Restate the entries below word for word, omitting nothing.

[START]

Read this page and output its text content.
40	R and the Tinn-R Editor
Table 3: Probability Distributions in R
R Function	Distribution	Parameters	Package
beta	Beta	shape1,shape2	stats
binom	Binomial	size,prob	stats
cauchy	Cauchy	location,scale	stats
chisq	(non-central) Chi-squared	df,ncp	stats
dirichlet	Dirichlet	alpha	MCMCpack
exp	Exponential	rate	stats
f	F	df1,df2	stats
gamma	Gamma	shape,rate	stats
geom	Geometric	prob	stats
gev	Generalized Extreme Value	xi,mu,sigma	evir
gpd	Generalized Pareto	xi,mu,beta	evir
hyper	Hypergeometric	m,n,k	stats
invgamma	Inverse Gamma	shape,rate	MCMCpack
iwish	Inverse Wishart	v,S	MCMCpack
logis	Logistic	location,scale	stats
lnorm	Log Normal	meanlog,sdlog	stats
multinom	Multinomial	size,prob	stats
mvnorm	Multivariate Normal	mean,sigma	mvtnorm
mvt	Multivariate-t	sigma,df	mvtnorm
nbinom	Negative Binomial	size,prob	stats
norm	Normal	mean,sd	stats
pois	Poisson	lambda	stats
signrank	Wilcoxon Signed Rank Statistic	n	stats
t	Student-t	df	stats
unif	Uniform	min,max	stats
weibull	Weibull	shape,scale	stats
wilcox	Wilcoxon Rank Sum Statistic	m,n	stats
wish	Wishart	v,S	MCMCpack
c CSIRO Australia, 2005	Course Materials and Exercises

[END]

### Written response
Read this page and output its text content.
40	R and the Tinn-R Editor
Table 3: Probability Distributions in R
R Function	Distribution	Parameters	Package
beta	Beta	shape1,shape2	stats
binom	Binomial	size,prob	stats
cauchy	Cauchy	location,scale	stats
chisq	(non-central) Chi-squared	df,ncp	stats
dirichlet	Dirichlet	alpha	MCMCpack
exp	Exponential	rate	stats
f	F	df1,df2	stats
gamma	Gamma	shape,rate	stats
geom	Geometric	prob	stats
gev	Generalized Extreme Value	xi,mu,sigma	evir
gpd	Generalized Pareto	xi,mu,beta	evir
hyper	Hypergeometric	m,n,k	stats
invgamma	Inverse Gamma	shape,rate	MCMCpack
iwish	Inverse Wishart	v,S	MCMCpack
logis	Logistic	location,scale	stats
lnorm	Log Normal	meanlog,sdlog	stats
multinom	Multinomial	size,prob	stats
mvnorm	Multivariate Normal	mean,sigma	mvtnorm
mvt	Multivariate-t	sigma,df	mvtnorm
nbinom	Negative Binomial	size,prob	stats
norm	Normal	mean,sd	stats
pois	Poisson	lambda	stats
signrank	Wilcoxon Signed Rank Statistic	n	stats
t	Student-t	df	stats
unif	Uniform	min,max	stats
weibull	Weibull	shape,scale	stats
wilcox	Wilcoxon Rank Sum Statistic	m,n	stats
wish	Wishart	v,S	MCMCpack
c CSIRO Australia, 2005	Course Materials and Exercises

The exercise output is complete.